THE EXERCISE>
Return the material word for word. Do not include the pictures.
----------------
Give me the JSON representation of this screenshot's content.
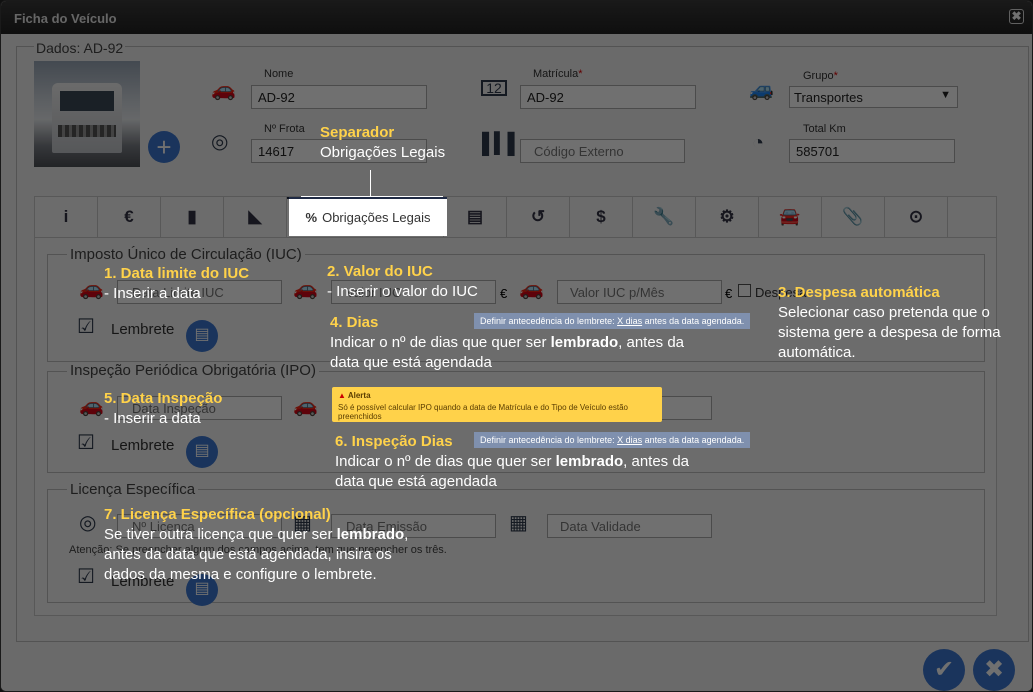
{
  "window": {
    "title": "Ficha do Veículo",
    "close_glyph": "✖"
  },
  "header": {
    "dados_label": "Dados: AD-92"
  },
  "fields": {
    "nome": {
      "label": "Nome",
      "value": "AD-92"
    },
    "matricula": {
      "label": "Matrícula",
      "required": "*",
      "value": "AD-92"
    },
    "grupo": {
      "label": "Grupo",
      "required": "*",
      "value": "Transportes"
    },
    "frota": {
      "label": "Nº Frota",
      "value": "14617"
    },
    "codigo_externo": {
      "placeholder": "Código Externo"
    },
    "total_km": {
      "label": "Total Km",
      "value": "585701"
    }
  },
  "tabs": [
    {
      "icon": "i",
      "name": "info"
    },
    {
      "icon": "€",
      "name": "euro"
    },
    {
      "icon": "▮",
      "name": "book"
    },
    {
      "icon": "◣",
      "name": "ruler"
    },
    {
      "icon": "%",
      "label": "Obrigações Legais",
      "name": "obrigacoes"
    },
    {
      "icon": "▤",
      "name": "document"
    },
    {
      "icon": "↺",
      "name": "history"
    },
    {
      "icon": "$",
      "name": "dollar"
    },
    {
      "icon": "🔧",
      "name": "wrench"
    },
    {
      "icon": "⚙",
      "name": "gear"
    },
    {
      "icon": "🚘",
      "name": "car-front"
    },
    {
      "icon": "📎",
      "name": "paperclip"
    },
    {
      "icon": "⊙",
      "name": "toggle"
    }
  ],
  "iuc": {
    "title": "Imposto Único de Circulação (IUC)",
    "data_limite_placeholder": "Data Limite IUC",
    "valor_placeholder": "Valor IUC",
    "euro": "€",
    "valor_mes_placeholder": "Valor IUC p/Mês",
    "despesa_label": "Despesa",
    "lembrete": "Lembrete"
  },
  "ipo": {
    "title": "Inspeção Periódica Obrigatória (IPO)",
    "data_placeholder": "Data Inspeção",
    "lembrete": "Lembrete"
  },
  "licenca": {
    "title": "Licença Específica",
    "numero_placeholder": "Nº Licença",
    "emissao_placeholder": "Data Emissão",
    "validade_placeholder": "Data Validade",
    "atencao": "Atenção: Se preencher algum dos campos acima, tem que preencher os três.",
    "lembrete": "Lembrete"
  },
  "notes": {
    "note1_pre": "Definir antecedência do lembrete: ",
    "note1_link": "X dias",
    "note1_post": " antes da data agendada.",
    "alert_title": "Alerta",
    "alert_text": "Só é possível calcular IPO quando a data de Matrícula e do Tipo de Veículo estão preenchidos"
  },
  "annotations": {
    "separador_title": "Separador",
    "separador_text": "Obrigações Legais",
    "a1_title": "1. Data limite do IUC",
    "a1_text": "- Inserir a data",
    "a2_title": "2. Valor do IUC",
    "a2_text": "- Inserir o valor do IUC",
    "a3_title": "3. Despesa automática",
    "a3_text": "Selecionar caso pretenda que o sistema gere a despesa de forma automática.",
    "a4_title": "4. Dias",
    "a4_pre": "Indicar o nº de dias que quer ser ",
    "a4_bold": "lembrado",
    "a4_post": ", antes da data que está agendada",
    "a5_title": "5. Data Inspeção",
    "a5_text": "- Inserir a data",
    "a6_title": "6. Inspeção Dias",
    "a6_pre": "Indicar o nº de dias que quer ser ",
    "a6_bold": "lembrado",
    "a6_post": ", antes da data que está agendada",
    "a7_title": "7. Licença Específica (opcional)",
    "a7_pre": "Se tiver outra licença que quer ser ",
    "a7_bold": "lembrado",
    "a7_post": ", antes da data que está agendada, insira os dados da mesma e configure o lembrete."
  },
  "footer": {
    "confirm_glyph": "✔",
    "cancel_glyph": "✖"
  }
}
----------------
FINAL RESULT>
Give me the JSON representation of this screenshot's content.
{
  "window": {
    "title": "Ficha do Veículo",
    "close_glyph": "✖"
  },
  "header": {
    "dados_label": "Dados: AD-92"
  },
  "fields": {
    "nome": {
      "label": "Nome",
      "value": "AD-92"
    },
    "matricula": {
      "label": "Matrícula",
      "required": "*",
      "value": "AD-92"
    },
    "grupo": {
      "label": "Grupo",
      "required": "*",
      "value": "Transportes"
    },
    "frota": {
      "label": "Nº Frota",
      "value": "14617"
    },
    "codigo_externo": {
      "placeholder": "Código Externo"
    },
    "total_km": {
      "label": "Total Km",
      "value": "585701"
    }
  },
  "tabs": [
    {
      "icon": "i",
      "name": "info"
    },
    {
      "icon": "€",
      "name": "euro"
    },
    {
      "icon": "▮",
      "name": "book"
    },
    {
      "icon": "◣",
      "name": "ruler"
    },
    {
      "icon": "%",
      "label": "Obrigações Legais",
      "name": "obrigacoes"
    },
    {
      "icon": "▤",
      "name": "document"
    },
    {
      "icon": "↺",
      "name": "history"
    },
    {
      "icon": "$",
      "name": "dollar"
    },
    {
      "icon": "🔧",
      "name": "wrench"
    },
    {
      "icon": "⚙",
      "name": "gear"
    },
    {
      "icon": "🚘",
      "name": "car-front"
    },
    {
      "icon": "📎",
      "name": "paperclip"
    },
    {
      "icon": "⊙",
      "name": "toggle"
    }
  ],
  "iuc": {
    "title": "Imposto Único de Circulação (IUC)",
    "data_limite_placeholder": "Data Limite IUC",
    "valor_placeholder": "Valor IUC",
    "euro": "€",
    "valor_mes_placeholder": "Valor IUC p/Mês",
    "despesa_label": "Despesa",
    "lembrete": "Lembrete"
  },
  "ipo": {
    "title": "Inspeção Periódica Obrigatória (IPO)",
    "data_placeholder": "Data Inspeção",
    "lembrete": "Lembrete"
  },
  "licenca": {
    "title": "Licença Específica",
    "numero_placeholder": "Nº Licença",
    "emissao_placeholder": "Data Emissão",
    "validade_placeholder": "Data Validade",
    "atencao": "Atenção: Se preencher algum dos campos acima, tem que preencher os três.",
    "lembrete": "Lembrete"
  },
  "notes": {
    "note1_pre": "Definir antecedência do lembrete: ",
    "note1_link": "X dias",
    "note1_post": " antes da data agendada.",
    "alert_title": "Alerta",
    "alert_text": "Só é possível calcular IPO quando a data de Matrícula e do Tipo de Veículo estão preenchidos"
  },
  "annotations": {
    "separador_title": "Separador",
    "separador_text": "Obrigações Legais",
    "a1_title": "1. Data limite do IUC",
    "a1_text": "- Inserir a data",
    "a2_title": "2. Valor do IUC",
    "a2_text": "- Inserir o valor do IUC",
    "a3_title": "3. Despesa automática",
    "a3_text": "Selecionar caso pretenda que o sistema gere a despesa de forma automática.",
    "a4_title": "4. Dias",
    "a4_pre": "Indicar o nº de dias que quer ser ",
    "a4_bold": "lembrado",
    "a4_post": ", antes da data que está agendada",
    "a5_title": "5. Data Inspeção",
    "a5_text": "- Inserir a data",
    "a6_title": "6. Inspeção Dias",
    "a6_pre": "Indicar o nº de dias que quer ser ",
    "a6_bold": "lembrado",
    "a6_post": ", antes da data que está agendada",
    "a7_title": "7. Licença Específica (opcional)",
    "a7_pre": "Se tiver outra licença que quer ser ",
    "a7_bold": "lembrado",
    "a7_post": ", antes da data que está agendada, insira os dados da mesma e configure o lembrete."
  },
  "footer": {
    "confirm_glyph": "✔",
    "cancel_glyph": "✖"
  }
}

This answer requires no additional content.